-- Begin RECORDS PROVIDED --
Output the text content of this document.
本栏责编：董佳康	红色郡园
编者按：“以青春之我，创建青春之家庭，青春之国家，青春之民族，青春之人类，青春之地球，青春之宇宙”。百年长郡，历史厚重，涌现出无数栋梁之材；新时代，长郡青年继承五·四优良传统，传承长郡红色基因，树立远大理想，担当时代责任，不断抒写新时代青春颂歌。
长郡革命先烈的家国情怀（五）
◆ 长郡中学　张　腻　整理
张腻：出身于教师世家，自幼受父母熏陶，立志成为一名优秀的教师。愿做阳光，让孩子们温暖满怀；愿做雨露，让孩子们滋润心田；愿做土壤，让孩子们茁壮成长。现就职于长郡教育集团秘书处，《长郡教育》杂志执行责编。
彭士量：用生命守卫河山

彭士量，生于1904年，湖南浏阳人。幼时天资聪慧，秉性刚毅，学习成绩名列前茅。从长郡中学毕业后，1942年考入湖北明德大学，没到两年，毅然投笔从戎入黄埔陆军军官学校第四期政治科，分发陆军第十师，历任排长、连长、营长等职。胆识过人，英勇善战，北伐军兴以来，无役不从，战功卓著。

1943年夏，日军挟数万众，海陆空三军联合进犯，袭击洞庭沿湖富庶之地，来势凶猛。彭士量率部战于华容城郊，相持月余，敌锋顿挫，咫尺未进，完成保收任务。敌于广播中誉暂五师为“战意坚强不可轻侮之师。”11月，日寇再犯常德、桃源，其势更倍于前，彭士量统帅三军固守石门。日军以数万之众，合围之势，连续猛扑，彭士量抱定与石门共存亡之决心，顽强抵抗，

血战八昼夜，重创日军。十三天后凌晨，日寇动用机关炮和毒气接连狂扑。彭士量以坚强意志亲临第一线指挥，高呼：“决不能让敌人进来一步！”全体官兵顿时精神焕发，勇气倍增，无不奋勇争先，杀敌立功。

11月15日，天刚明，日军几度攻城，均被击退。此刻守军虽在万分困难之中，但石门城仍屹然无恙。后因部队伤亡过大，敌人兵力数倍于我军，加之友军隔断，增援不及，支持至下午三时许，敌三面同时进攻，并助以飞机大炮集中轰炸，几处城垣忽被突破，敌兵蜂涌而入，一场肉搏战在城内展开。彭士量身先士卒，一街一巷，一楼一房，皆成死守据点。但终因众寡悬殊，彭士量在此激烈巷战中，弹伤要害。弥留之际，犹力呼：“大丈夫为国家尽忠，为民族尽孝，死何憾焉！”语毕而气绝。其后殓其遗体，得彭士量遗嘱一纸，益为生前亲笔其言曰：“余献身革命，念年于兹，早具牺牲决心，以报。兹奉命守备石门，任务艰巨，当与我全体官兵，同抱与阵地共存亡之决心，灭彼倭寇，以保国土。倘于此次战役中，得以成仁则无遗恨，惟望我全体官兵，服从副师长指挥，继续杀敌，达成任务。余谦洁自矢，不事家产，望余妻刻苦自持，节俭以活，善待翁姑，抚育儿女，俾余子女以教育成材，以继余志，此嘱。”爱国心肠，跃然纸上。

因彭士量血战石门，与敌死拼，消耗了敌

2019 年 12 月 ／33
-- End RECORDS PROVIDED --
◆ TASK
Return the lines above exactly, keeping every word.

◆ SOLUTION TO THE EXERCISE
Output the text content of this document.
本栏责编：董佳康	红色郡园
编者按：“以青春之我，创建青春之家庭，青春之国家，青春之民族，青春之人类，青春之地球，青春之宇宙”。百年长郡，历史厚重，涌现出无数栋梁之材；新时代，长郡青年继承五·四优良传统，传承长郡红色基因，树立远大理想，担当时代责任，不断抒写新时代青春颂歌。
长郡革命先烈的家国情怀（五）
◆ 长郡中学　张　腻　整理
张腻：出身于教师世家，自幼受父母熏陶，立志成为一名优秀的教师。愿做阳光，让孩子们温暖满怀；愿做雨露，让孩子们滋润心田；愿做土壤，让孩子们茁壮成长。现就职于长郡教育集团秘书处，《长郡教育》杂志执行责编。
彭士量：用生命守卫河山

彭士量，生于1904年，湖南浏阳人。幼时天资聪慧，秉性刚毅，学习成绩名列前茅。从长郡中学毕业后，1942年考入湖北明德大学，没到两年，毅然投笔从戎入黄埔陆军军官学校第四期政治科，分发陆军第十师，历任排长、连长、营长等职。胆识过人，英勇善战，北伐军兴以来，无役不从，战功卓著。

1943年夏，日军挟数万众，海陆空三军联合进犯，袭击洞庭沿湖富庶之地，来势凶猛。彭士量率部战于华容城郊，相持月余，敌锋顿挫，咫尺未进，完成保收任务。敌于广播中誉暂五师为“战意坚强不可轻侮之师。”11月，日寇再犯常德、桃源，其势更倍于前，彭士量统帅三军固守石门。日军以数万之众，合围之势，连续猛扑，彭士量抱定与石门共存亡之决心，顽强抵抗，

血战八昼夜，重创日军。十三天后凌晨，日寇动用机关炮和毒气接连狂扑。彭士量以坚强意志亲临第一线指挥，高呼：“决不能让敌人进来一步！”全体官兵顿时精神焕发，勇气倍增，无不奋勇争先，杀敌立功。

11月15日，天刚明，日军几度攻城，均被击退。此刻守军虽在万分困难之中，但石门城仍屹然无恙。后因部队伤亡过大，敌人兵力数倍于我军，加之友军隔断，增援不及，支持至下午三时许，敌三面同时进攻，并助以飞机大炮集中轰炸，几处城垣忽被突破，敌兵蜂涌而入，一场肉搏战在城内展开。彭士量身先士卒，一街一巷，一楼一房，皆成死守据点。但终因众寡悬殊，彭士量在此激烈巷战中，弹伤要害。弥留之际，犹力呼：“大丈夫为国家尽忠，为民族尽孝，死何憾焉！”语毕而气绝。其后殓其遗体，得彭士量遗嘱一纸，益为生前亲笔其言曰：“余献身革命，念年于兹，早具牺牲决心，以报。兹奉命守备石门，任务艰巨，当与我全体官兵，同抱与阵地共存亡之决心，灭彼倭寇，以保国土。倘于此次战役中，得以成仁则无遗恨，惟望我全体官兵，服从副师长指挥，继续杀敌，达成任务。余谦洁自矢，不事家产，望余妻刻苦自持，节俭以活，善待翁姑，抚育儿女，俾余子女以教育成材，以继余志，此嘱。”爱国心肠，跃然纸上。

因彭士量血战石门，与敌死拼，消耗了敌

2019 年 12 月 ／33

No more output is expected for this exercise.